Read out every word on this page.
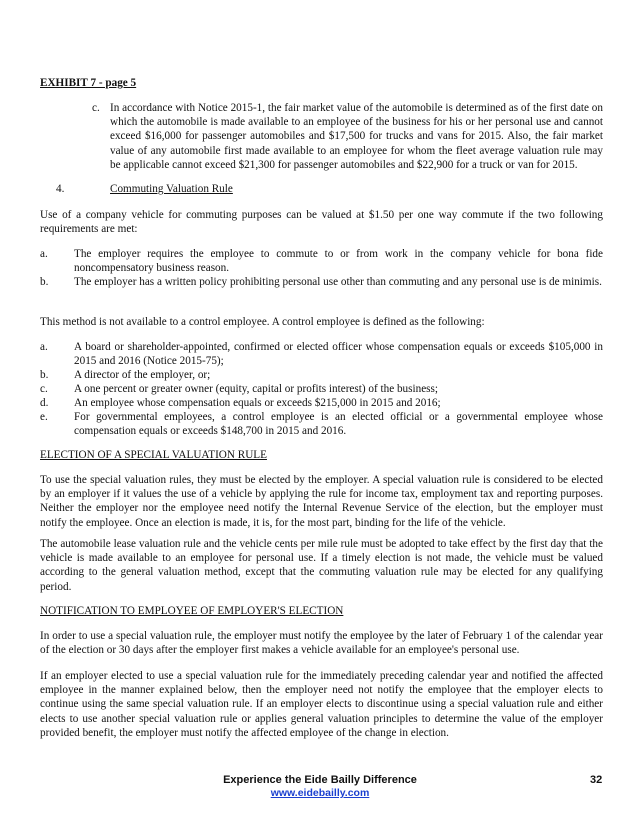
EXHIBIT 7 - page 5
c. In accordance with Notice 2015-1, the fair market value of the automobile is determined as of the first date on which the automobile is made available to an employee of the business for his or her personal use and cannot exceed $16,000 for passenger automobiles and $17,500 for trucks and vans for 2015. Also, the fair market value of any automobile first made available to an employee for whom the fleet average valuation rule may be applicable cannot exceed $21,300 for passenger automobiles and $22,900 for a truck or van for 2015.

4.	Commuting Valuation Rule

Use of a company vehicle for commuting purposes can be valued at $1.50 per one way commute if the two following requirements are met:

a. The employer requires the employee to commute to or from work in the company vehicle for bona fide noncompensatory business reason.

b. The employer has a written policy prohibiting personal use other than commuting and any personal use is de minimis.

This method is not available to a control employee. A control employee is defined as the following:

a. A board or shareholder-appointed, confirmed or elected officer whose compensation equals or exceeds $105,000 in 2015 and 2016 (Notice 2015-75);

b. A director of the employer, or;

c. A one percent or greater owner (equity, capital or profits interest) of the business;

d. An employee whose compensation equals or exceeds $215,000 in 2015 and 2016;

e. For governmental employees, a control employee is an elected official or a governmental employee whose compensation equals or exceeds $148,700 in 2015 and 2016.

ELECTION OF A SPECIAL VALUATION RULE

To use the special valuation rules, they must be elected by the employer. A special valuation rule is considered to be elected by an employer if it values the use of a vehicle by applying the rule for income tax, employment tax and reporting purposes. Neither the employer nor the employee need notify the Internal Revenue Service of the election, but the employer must notify the employee. Once an election is made, it is, for the most part, binding for the life of the vehicle.

The automobile lease valuation rule and the vehicle cents per mile rule must be adopted to take effect by the first day that the vehicle is made available to an employee for personal use. If a timely election is not made, the vehicle must be valued according to the general valuation method, except that the commuting valuation rule may be elected for any qualifying period.

NOTIFICATION TO EMPLOYEE OF EMPLOYER'S ELECTION

In order to use a special valuation rule, the employer must notify the employee by the later of February 1 of the calendar year of the election or 30 days after the employer first makes a vehicle available for an employee's personal use.

If an employer elected to use a special valuation rule for the immediately preceding calendar year and notified the affected employee in the manner explained below, then the employer need not notify the employee that the employer elects to continue using the same special valuation rule. If an employer elects to discontinue using a special valuation rule and either elects to use another special valuation rule or applies general valuation principles to determine the value of the employer provided benefit, the employer must notify the affected employee of the change in election.

Experience the Eide Bailly Difference
www.eidebailly.com
32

......

• [Task statement] Which lines hold the word "control"? Copy every one of them.

• [Final answer]
This method is not available to a control employee. A control employee is defined as the following:
e. For governmental employees, a control employee is an elected official or a governmental employee whose compensation equals or exceeds $148,700 in 2015 and 2016.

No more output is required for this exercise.